_REQUIRED WORK_:
Write the material out again exactly.

_EXERCISE MATERIALS_:
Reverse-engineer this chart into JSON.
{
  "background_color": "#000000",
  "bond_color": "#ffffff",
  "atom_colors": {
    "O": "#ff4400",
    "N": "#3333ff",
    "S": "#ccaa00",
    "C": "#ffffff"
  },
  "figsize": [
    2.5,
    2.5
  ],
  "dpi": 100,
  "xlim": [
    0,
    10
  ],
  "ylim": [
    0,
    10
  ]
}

_WRITTEN ANSWER_:
Reverse-engineer this chart into JSON.
{
  "background_color": "#000000",
  "bond_color": "#ffffff",
  "atom_colors": {
    "O": "#ff4400",
    "N": "#3333ff",
    "S": "#ccaa00",
    "C": "#ffffff"
  },
  "figsize": [
    2.5,
    2.5
  ],
  "dpi": 100,
  "xlim": [
    0,
    10
  ],
  "ylim": [
    0,
    10
  ]
}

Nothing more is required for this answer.